- **The request**: Your task is to count the lines of the entries below that include the word "color" and to give only the resulting number.

- - -

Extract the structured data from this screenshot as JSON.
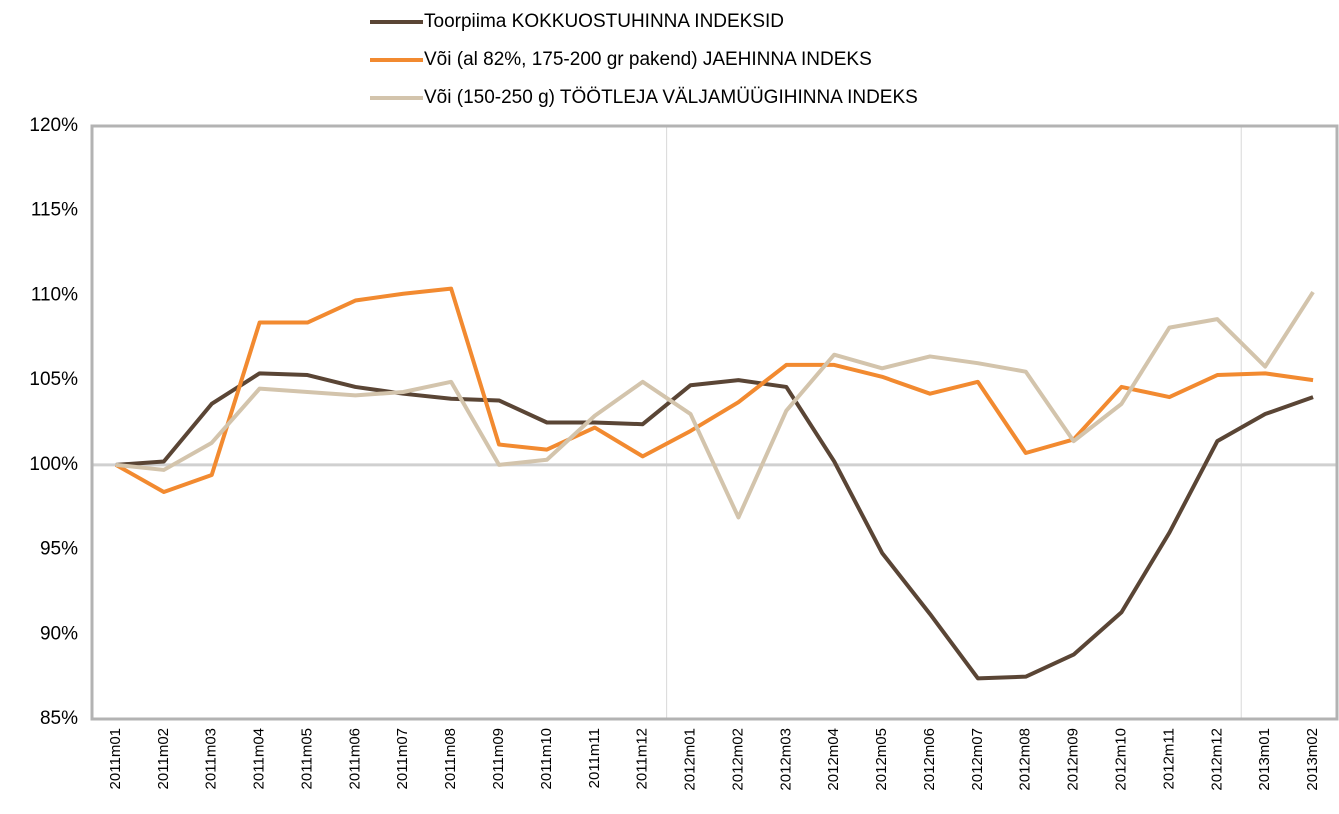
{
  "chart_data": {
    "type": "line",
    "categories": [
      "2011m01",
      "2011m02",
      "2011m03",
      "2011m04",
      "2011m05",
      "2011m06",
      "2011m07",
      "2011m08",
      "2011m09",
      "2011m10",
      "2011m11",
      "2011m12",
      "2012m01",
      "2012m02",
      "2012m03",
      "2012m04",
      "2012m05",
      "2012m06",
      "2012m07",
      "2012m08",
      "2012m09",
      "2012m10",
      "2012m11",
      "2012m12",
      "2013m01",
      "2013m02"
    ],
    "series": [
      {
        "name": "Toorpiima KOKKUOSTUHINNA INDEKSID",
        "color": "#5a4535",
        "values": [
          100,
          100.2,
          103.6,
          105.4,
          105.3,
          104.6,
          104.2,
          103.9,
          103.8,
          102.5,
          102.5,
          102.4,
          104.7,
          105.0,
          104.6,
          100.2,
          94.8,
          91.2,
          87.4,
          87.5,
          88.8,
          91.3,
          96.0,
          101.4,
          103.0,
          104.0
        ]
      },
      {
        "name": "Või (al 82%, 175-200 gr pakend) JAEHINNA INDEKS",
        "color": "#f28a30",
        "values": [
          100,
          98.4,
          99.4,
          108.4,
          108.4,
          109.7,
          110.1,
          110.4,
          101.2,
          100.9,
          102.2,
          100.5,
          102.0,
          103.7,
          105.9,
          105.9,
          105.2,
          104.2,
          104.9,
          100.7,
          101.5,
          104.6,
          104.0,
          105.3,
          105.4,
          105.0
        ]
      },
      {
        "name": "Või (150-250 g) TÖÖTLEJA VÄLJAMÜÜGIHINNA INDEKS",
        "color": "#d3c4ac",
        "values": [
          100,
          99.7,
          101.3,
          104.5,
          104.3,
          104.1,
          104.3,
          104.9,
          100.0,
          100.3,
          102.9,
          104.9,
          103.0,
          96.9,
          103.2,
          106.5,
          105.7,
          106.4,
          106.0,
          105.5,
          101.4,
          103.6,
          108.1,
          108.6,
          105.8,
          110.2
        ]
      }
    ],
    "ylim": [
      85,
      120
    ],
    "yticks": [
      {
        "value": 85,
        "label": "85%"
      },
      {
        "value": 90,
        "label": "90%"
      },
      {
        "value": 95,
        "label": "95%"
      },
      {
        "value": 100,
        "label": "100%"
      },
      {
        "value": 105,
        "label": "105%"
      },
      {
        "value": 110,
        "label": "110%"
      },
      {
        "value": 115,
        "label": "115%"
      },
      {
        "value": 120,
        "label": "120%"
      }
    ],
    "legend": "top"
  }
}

- - -

- **Result**: 3